▶ Goal
How many lines of the records hold the string "Easy"? Reply with the number alone.

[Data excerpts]
╭──
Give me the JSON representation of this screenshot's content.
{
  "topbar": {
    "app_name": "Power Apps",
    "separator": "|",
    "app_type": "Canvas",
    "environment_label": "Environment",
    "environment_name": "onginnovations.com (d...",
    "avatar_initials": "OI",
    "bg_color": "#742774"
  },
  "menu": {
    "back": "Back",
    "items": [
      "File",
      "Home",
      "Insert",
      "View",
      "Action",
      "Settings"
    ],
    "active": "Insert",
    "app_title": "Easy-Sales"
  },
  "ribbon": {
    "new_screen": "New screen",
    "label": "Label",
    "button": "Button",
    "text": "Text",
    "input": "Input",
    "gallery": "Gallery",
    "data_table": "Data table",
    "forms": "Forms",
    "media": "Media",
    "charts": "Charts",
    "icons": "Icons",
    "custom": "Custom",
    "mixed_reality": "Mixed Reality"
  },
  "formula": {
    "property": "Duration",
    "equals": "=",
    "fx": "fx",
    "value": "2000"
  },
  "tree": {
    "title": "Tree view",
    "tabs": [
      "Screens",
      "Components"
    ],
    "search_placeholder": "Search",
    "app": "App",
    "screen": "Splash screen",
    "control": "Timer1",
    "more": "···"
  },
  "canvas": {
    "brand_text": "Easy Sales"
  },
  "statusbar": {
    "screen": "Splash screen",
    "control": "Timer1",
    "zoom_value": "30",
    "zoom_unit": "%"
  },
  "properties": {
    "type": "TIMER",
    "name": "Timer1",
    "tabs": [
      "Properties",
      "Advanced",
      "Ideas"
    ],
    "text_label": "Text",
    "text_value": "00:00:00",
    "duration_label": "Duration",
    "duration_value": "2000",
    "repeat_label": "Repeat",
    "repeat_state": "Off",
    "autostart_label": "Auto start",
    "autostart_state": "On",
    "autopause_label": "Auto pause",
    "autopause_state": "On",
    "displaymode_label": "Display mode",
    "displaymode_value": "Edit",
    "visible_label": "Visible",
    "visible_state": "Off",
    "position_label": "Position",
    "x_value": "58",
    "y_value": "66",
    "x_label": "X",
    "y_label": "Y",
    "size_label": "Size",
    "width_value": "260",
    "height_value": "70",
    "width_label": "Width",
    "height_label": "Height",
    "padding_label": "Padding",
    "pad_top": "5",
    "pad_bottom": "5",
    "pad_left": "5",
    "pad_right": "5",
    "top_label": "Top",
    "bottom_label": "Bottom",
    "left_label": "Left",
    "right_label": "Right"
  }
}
╰──
▶ Written answer
2